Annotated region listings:
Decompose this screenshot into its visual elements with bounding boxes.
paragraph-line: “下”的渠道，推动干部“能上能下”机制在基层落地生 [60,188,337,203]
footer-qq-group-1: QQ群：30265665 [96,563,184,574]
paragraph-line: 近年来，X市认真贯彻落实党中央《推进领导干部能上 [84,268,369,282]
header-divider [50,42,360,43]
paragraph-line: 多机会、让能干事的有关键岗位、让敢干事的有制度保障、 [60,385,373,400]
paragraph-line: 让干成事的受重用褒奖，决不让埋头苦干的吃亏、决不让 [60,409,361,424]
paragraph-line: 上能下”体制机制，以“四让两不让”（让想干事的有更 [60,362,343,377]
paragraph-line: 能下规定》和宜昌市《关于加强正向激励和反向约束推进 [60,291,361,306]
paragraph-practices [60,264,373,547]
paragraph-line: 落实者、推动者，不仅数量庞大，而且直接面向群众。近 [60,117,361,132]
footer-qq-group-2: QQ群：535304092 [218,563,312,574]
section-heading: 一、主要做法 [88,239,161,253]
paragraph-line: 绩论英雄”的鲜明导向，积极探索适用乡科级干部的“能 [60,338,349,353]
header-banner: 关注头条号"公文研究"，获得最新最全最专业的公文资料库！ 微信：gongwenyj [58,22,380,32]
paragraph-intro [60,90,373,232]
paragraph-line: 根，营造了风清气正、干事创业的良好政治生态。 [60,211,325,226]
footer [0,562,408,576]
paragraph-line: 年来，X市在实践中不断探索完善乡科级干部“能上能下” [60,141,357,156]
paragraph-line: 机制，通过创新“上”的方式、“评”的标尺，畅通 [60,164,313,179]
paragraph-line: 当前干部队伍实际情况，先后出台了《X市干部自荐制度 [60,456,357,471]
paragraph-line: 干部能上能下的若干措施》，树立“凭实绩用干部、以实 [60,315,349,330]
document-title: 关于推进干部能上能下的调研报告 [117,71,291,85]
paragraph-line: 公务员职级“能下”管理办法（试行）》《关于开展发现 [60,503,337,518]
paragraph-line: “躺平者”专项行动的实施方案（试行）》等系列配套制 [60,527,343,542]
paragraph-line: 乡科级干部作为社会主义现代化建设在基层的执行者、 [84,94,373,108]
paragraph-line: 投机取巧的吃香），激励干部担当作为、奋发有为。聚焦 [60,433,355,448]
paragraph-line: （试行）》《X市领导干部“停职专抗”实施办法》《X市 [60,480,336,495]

**WHAT THE TASK ASKS:** Count the lines in the data above that contain the string "header", matching case exactly. Reply with the number only.

**WRITTEN SOLUTION:** 2